* _To do_
Output the material below in full, exactly as it is.
═════ Data to process ═════
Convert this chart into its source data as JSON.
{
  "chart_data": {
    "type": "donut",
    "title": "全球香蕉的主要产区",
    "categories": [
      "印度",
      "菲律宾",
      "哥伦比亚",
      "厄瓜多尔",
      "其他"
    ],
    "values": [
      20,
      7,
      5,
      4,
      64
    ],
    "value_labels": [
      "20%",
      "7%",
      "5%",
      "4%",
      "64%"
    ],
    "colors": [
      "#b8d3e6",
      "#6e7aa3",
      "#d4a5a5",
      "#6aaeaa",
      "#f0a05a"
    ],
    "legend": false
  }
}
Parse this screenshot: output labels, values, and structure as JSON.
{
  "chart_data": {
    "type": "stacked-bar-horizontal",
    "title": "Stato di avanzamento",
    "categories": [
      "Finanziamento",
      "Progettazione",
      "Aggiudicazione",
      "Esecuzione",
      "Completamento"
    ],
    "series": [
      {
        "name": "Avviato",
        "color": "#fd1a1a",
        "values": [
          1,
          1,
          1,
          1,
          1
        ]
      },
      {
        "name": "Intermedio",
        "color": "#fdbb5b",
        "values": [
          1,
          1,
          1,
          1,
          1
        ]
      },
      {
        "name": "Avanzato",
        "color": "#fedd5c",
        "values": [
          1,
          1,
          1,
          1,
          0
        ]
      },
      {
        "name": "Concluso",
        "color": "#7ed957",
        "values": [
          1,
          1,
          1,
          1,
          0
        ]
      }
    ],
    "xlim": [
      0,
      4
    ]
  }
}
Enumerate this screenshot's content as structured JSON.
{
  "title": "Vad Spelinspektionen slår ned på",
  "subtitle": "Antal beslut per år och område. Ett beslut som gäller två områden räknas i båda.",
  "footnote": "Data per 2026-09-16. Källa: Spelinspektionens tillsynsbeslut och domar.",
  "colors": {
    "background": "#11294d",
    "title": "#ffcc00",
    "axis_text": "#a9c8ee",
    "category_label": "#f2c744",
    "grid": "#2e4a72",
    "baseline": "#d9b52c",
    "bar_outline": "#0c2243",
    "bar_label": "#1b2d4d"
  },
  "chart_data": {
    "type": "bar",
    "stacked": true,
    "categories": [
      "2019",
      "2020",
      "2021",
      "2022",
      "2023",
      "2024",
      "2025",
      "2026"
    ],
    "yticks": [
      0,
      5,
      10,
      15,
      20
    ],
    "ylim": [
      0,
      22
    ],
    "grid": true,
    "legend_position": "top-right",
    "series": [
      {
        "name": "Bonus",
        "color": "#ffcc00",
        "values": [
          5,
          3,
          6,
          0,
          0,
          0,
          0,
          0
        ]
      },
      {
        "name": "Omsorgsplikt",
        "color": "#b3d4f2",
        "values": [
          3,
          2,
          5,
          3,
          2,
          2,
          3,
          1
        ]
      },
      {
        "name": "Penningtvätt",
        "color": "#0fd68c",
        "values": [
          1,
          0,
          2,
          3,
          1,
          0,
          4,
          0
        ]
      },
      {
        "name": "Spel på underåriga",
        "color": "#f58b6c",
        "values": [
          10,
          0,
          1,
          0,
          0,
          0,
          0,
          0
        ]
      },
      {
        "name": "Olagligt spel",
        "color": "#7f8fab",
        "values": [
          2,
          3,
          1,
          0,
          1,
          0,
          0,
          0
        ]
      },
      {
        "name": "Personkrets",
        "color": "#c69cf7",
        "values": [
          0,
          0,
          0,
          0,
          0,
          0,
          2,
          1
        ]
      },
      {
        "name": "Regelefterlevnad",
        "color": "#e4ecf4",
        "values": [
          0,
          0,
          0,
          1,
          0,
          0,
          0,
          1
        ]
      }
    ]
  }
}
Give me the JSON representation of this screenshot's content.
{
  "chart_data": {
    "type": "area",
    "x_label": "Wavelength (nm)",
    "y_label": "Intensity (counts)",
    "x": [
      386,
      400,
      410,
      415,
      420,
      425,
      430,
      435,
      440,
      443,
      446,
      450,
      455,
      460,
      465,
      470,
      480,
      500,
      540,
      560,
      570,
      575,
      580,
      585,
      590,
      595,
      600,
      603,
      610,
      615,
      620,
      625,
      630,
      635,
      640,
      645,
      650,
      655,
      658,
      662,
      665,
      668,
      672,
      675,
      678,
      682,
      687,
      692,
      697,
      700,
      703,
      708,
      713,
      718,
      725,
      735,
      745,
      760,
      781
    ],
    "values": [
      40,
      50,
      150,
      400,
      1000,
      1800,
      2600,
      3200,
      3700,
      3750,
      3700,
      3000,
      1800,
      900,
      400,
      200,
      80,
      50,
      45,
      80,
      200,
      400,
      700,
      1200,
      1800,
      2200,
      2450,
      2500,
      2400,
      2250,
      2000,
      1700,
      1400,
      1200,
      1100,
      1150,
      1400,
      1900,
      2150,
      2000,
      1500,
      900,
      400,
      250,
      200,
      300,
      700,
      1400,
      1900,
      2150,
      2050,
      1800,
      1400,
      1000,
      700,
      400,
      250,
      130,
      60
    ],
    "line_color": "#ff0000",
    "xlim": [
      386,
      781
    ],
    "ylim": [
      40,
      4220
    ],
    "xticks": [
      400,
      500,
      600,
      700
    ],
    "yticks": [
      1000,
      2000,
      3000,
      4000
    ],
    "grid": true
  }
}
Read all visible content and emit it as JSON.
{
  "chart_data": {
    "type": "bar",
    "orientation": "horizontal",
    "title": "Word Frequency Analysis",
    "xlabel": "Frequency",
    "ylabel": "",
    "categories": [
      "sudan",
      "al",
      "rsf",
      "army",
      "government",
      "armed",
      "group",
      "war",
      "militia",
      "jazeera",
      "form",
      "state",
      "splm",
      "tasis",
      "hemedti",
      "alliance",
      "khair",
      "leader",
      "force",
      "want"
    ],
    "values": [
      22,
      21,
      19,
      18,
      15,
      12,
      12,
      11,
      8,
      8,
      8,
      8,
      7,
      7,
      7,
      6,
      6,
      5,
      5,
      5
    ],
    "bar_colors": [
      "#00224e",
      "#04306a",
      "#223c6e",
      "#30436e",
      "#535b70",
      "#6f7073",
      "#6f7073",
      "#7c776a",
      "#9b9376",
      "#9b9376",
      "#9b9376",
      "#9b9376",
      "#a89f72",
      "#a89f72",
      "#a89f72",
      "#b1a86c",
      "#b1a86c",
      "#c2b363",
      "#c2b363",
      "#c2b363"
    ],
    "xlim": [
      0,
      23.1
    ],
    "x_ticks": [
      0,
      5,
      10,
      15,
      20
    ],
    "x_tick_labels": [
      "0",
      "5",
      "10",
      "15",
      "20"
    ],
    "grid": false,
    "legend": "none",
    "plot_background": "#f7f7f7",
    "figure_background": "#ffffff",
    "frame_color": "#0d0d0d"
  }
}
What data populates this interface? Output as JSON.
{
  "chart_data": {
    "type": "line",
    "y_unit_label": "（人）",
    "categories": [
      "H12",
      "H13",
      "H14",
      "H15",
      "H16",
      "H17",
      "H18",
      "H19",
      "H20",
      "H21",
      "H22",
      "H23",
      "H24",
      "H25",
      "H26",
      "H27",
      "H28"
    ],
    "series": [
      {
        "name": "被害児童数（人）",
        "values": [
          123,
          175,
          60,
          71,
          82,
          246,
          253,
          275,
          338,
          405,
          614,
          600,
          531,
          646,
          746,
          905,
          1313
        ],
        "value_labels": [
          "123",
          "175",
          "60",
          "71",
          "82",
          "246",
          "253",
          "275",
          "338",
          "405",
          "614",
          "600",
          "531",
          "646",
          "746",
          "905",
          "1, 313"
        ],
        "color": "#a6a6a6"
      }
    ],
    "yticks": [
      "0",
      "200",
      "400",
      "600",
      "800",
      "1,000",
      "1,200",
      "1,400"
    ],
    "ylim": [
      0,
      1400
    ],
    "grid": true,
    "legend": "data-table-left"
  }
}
═════
* _Solution below_
Convert this chart into its source data as JSON.
{
  "chart_data": {
    "type": "donut",
    "title": "全球香蕉的主要产区",
    "categories": [
      "印度",
      "菲律宾",
      "哥伦比亚",
      "厄瓜多尔",
      "其他"
    ],
    "values": [
      20,
      7,
      5,
      4,
      64
    ],
    "value_labels": [
      "20%",
      "7%",
      "5%",
      "4%",
      "64%"
    ],
    "colors": [
      "#b8d3e6",
      "#6e7aa3",
      "#d4a5a5",
      "#6aaeaa",
      "#f0a05a"
    ],
    "legend": false
  }
}
Parse this screenshot: output labels, values, and structure as JSON.
{
  "chart_data": {
    "type": "stacked-bar-horizontal",
    "title": "Stato di avanzamento",
    "categories": [
      "Finanziamento",
      "Progettazione",
      "Aggiudicazione",
      "Esecuzione",
      "Completamento"
    ],
    "series": [
      {
        "name": "Avviato",
        "color": "#fd1a1a",
        "values": [
          1,
          1,
          1,
          1,
          1
        ]
      },
      {
        "name": "Intermedio",
        "color": "#fdbb5b",
        "values": [
          1,
          1,
          1,
          1,
          1
        ]
      },
      {
        "name": "Avanzato",
        "color": "#fedd5c",
        "values": [
          1,
          1,
          1,
          1,
          0
        ]
      },
      {
        "name": "Concluso",
        "color": "#7ed957",
        "values": [
          1,
          1,
          1,
          1,
          0
        ]
      }
    ],
    "xlim": [
      0,
      4
    ]
  }
}
Enumerate this screenshot's content as structured JSON.
{
  "title": "Vad Spelinspektionen slår ned på",
  "subtitle": "Antal beslut per år och område. Ett beslut som gäller två områden räknas i båda.",
  "footnote": "Data per 2026-09-16. Källa: Spelinspektionens tillsynsbeslut och domar.",
  "colors": {
    "background": "#11294d",
    "title": "#ffcc00",
    "axis_text": "#a9c8ee",
    "category_label": "#f2c744",
    "grid": "#2e4a72",
    "baseline": "#d9b52c",
    "bar_outline": "#0c2243",
    "bar_label": "#1b2d4d"
  },
  "chart_data": {
    "type": "bar",
    "stacked": true,
    "categories": [
      "2019",
      "2020",
      "2021",
      "2022",
      "2023",
      "2024",
      "2025",
      "2026"
    ],
    "yticks": [
      0,
      5,
      10,
      15,
      20
    ],
    "ylim": [
      0,
      22
    ],
    "grid": true,
    "legend_position": "top-right",
    "series": [
      {
        "name": "Bonus",
        "color": "#ffcc00",
        "values": [
          5,
          3,
          6,
          0,
          0,
          0,
          0,
          0
        ]
      },
      {
        "name": "Omsorgsplikt",
        "color": "#b3d4f2",
        "values": [
          3,
          2,
          5,
          3,
          2,
          2,
          3,
          1
        ]
      },
      {
        "name": "Penningtvätt",
        "color": "#0fd68c",
        "values": [
          1,
          0,
          2,
          3,
          1,
          0,
          4,
          0
        ]
      },
      {
        "name": "Spel på underåriga",
        "color": "#f58b6c",
        "values": [
          10,
          0,
          1,
          0,
          0,
          0,
          0,
          0
        ]
      },
      {
        "name": "Olagligt spel",
        "color": "#7f8fab",
        "values": [
          2,
          3,
          1,
          0,
          1,
          0,
          0,
          0
        ]
      },
      {
        "name": "Personkrets",
        "color": "#c69cf7",
        "values": [
          0,
          0,
          0,
          0,
          0,
          0,
          2,
          1
        ]
      },
      {
        "name": "Regelefterlevnad",
        "color": "#e4ecf4",
        "values": [
          0,
          0,
          0,
          1,
          0,
          0,
          0,
          1
        ]
      }
    ]
  }
}
Give me the JSON representation of this screenshot's content.
{
  "chart_data": {
    "type": "area",
    "x_label": "Wavelength (nm)",
    "y_label": "Intensity (counts)",
    "x": [
      386,
      400,
      410,
      415,
      420,
      425,
      430,
      435,
      440,
      443,
      446,
      450,
      455,
      460,
      465,
      470,
      480,
      500,
      540,
      560,
      570,
      575,
      580,
      585,
      590,
      595,
      600,
      603,
      610,
      615,
      620,
      625,
      630,
      635,
      640,
      645,
      650,
      655,
      658,
      662,
      665,
      668,
      672,
      675,
      678,
      682,
      687,
      692,
      697,
      700,
      703,
      708,
      713,
      718,
      725,
      735,
      745,
      760,
      781
    ],
    "values": [
      40,
      50,
      150,
      400,
      1000,
      1800,
      2600,
      3200,
      3700,
      3750,
      3700,
      3000,
      1800,
      900,
      400,
      200,
      80,
      50,
      45,
      80,
      200,
      400,
      700,
      1200,
      1800,
      2200,
      2450,
      2500,
      2400,
      2250,
      2000,
      1700,
      1400,
      1200,
      1100,
      1150,
      1400,
      1900,
      2150,
      2000,
      1500,
      900,
      400,
      250,
      200,
      300,
      700,
      1400,
      1900,
      2150,
      2050,
      1800,
      1400,
      1000,
      700,
      400,
      250,
      130,
      60
    ],
    "line_color": "#ff0000",
    "xlim": [
      386,
      781
    ],
    "ylim": [
      40,
      4220
    ],
    "xticks": [
      400,
      500,
      600,
      700
    ],
    "yticks": [
      1000,
      2000,
      3000,
      4000
    ],
    "grid": true
  }
}
Read all visible content and emit it as JSON.
{
  "chart_data": {
    "type": "bar",
    "orientation": "horizontal",
    "title": "Word Frequency Analysis",
    "xlabel": "Frequency",
    "ylabel": "",
    "categories": [
      "sudan",
      "al",
      "rsf",
      "army",
      "government",
      "armed",
      "group",
      "war",
      "militia",
      "jazeera",
      "form",
      "state",
      "splm",
      "tasis",
      "hemedti",
      "alliance",
      "khair",
      "leader",
      "force",
      "want"
    ],
    "values": [
      22,
      21,
      19,
      18,
      15,
      12,
      12,
      11,
      8,
      8,
      8,
      8,
      7,
      7,
      7,
      6,
      6,
      5,
      5,
      5
    ],
    "bar_colors": [
      "#00224e",
      "#04306a",
      "#223c6e",
      "#30436e",
      "#535b70",
      "#6f7073",
      "#6f7073",
      "#7c776a",
      "#9b9376",
      "#9b9376",
      "#9b9376",
      "#9b9376",
      "#a89f72",
      "#a89f72",
      "#a89f72",
      "#b1a86c",
      "#b1a86c",
      "#c2b363",
      "#c2b363",
      "#c2b363"
    ],
    "xlim": [
      0,
      23.1
    ],
    "x_ticks": [
      0,
      5,
      10,
      15,
      20
    ],
    "x_tick_labels": [
      "0",
      "5",
      "10",
      "15",
      "20"
    ],
    "grid": false,
    "legend": "none",
    "plot_background": "#f7f7f7",
    "figure_background": "#ffffff",
    "frame_color": "#0d0d0d"
  }
}
What data populates this interface? Output as JSON.
{
  "chart_data": {
    "type": "line",
    "y_unit_label": "（人）",
    "categories": [
      "H12",
      "H13",
      "H14",
      "H15",
      "H16",
      "H17",
      "H18",
      "H19",
      "H20",
      "H21",
      "H22",
      "H23",
      "H24",
      "H25",
      "H26",
      "H27",
      "H28"
    ],
    "series": [
      {
        "name": "被害児童数（人）",
        "values": [
          123,
          175,
          60,
          71,
          82,
          246,
          253,
          275,
          338,
          405,
          614,
          600,
          531,
          646,
          746,
          905,
          1313
        ],
        "value_labels": [
          "123",
          "175",
          "60",
          "71",
          "82",
          "246",
          "253",
          "275",
          "338",
          "405",
          "614",
          "600",
          "531",
          "646",
          "746",
          "905",
          "1, 313"
        ],
        "color": "#a6a6a6"
      }
    ],
    "yticks": [
      "0",
      "200",
      "400",
      "600",
      "800",
      "1,000",
      "1,200",
      "1,400"
    ],
    "ylim": [
      0,
      1400
    ],
    "grid": true,
    "legend": "data-table-left"
  }
}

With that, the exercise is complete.